:: Exercise materials

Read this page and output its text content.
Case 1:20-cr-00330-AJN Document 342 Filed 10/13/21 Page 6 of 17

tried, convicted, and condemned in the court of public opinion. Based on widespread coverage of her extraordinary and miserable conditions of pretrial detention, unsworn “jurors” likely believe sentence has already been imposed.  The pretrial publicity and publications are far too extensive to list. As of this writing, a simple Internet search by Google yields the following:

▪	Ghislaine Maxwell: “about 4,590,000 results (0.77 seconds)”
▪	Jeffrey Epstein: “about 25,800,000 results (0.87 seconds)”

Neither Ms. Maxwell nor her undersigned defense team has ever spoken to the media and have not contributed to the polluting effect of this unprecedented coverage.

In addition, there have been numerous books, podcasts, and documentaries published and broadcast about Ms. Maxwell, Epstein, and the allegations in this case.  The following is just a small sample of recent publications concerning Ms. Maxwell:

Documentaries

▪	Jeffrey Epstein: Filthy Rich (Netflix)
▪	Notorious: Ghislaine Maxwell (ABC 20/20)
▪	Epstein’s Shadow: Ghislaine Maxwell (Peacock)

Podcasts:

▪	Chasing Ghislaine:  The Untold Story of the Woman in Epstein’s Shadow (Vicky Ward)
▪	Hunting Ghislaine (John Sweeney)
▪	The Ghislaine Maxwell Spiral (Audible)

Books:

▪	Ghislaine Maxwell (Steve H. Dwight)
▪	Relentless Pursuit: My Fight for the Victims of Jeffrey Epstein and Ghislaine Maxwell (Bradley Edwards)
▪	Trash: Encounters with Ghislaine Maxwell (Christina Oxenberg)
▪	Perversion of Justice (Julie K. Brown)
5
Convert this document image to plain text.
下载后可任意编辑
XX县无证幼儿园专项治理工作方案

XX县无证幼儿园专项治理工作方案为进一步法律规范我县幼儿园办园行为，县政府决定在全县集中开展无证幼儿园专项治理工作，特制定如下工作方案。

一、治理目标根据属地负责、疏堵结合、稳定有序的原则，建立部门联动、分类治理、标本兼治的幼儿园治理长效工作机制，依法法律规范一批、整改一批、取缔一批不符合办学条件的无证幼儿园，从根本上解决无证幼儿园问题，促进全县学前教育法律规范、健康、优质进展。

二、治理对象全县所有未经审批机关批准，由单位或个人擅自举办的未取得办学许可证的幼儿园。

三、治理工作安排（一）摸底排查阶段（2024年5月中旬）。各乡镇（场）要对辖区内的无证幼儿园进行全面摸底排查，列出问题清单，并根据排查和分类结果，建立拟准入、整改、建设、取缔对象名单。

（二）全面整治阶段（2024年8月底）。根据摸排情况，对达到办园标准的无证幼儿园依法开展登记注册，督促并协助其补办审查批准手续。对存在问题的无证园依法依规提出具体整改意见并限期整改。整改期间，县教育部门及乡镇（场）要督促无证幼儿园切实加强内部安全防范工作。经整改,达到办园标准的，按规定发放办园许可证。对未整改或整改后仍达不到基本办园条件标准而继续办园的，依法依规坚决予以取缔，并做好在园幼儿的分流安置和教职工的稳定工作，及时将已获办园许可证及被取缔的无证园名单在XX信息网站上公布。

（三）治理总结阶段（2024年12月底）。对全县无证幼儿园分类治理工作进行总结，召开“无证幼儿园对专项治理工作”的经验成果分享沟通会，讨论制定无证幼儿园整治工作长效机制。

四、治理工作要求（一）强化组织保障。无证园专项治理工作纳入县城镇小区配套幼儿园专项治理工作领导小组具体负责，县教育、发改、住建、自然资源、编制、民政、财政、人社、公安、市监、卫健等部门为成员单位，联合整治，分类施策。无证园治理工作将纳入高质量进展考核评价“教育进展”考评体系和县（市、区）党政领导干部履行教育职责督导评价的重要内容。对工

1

::::

▶ Directive: Type out the whole listing above again, exactly as it stands.

▶ Exercise result:
Read this page and output its text content.
Case 1:20-cr-00330-AJN Document 342 Filed 10/13/21 Page 6 of 17

tried, convicted, and condemned in the court of public opinion. Based on widespread coverage of her extraordinary and miserable conditions of pretrial detention, unsworn “jurors” likely believe sentence has already been imposed.  The pretrial publicity and publications are far too extensive to list. As of this writing, a simple Internet search by Google yields the following:

▪	Ghislaine Maxwell: “about 4,590,000 results (0.77 seconds)”
▪	Jeffrey Epstein: “about 25,800,000 results (0.87 seconds)”

Neither Ms. Maxwell nor her undersigned defense team has ever spoken to the media and have not contributed to the polluting effect of this unprecedented coverage.

In addition, there have been numerous books, podcasts, and documentaries published and broadcast about Ms. Maxwell, Epstein, and the allegations in this case.  The following is just a small sample of recent publications concerning Ms. Maxwell:

Documentaries

▪	Jeffrey Epstein: Filthy Rich (Netflix)
▪	Notorious: Ghislaine Maxwell (ABC 20/20)
▪	Epstein’s Shadow: Ghislaine Maxwell (Peacock)

Podcasts:

▪	Chasing Ghislaine:  The Untold Story of the Woman in Epstein’s Shadow (Vicky Ward)
▪	Hunting Ghislaine (John Sweeney)
▪	The Ghislaine Maxwell Spiral (Audible)

Books:

▪	Ghislaine Maxwell (Steve H. Dwight)
▪	Relentless Pursuit: My Fight for the Victims of Jeffrey Epstein and Ghislaine Maxwell (Bradley Edwards)
▪	Trash: Encounters with Ghislaine Maxwell (Christina Oxenberg)
▪	Perversion of Justice (Julie K. Brown)
5
Convert this document image to plain text.
下载后可任意编辑
XX县无证幼儿园专项治理工作方案

XX县无证幼儿园专项治理工作方案为进一步法律规范我县幼儿园办园行为，县政府决定在全县集中开展无证幼儿园专项治理工作，特制定如下工作方案。

一、治理目标根据属地负责、疏堵结合、稳定有序的原则，建立部门联动、分类治理、标本兼治的幼儿园治理长效工作机制，依法法律规范一批、整改一批、取缔一批不符合办学条件的无证幼儿园，从根本上解决无证幼儿园问题，促进全县学前教育法律规范、健康、优质进展。

二、治理对象全县所有未经审批机关批准，由单位或个人擅自举办的未取得办学许可证的幼儿园。

三、治理工作安排（一）摸底排查阶段（2024年5月中旬）。各乡镇（场）要对辖区内的无证幼儿园进行全面摸底排查，列出问题清单，并根据排查和分类结果，建立拟准入、整改、建设、取缔对象名单。

（二）全面整治阶段（2024年8月底）。根据摸排情况，对达到办园标准的无证幼儿园依法开展登记注册，督促并协助其补办审查批准手续。对存在问题的无证园依法依规提出具体整改意见并限期整改。整改期间，县教育部门及乡镇（场）要督促无证幼儿园切实加强内部安全防范工作。经整改,达到办园标准的，按规定发放办园许可证。对未整改或整改后仍达不到基本办园条件标准而继续办园的，依法依规坚决予以取缔，并做好在园幼儿的分流安置和教职工的稳定工作，及时将已获办园许可证及被取缔的无证园名单在XX信息网站上公布。

（三）治理总结阶段（2024年12月底）。对全县无证幼儿园分类治理工作进行总结，召开“无证幼儿园对专项治理工作”的经验成果分享沟通会，讨论制定无证幼儿园整治工作长效机制。

四、治理工作要求（一）强化组织保障。无证园专项治理工作纳入县城镇小区配套幼儿园专项治理工作领导小组具体负责，县教育、发改、住建、自然资源、编制、民政、财政、人社、公安、市监、卫健等部门为成员单位，联合整治，分类施策。无证园治理工作将纳入高质量进展考核评价“教育进展”考评体系和县（市、区）党政领导干部履行教育职责督导评价的重要内容。对工

1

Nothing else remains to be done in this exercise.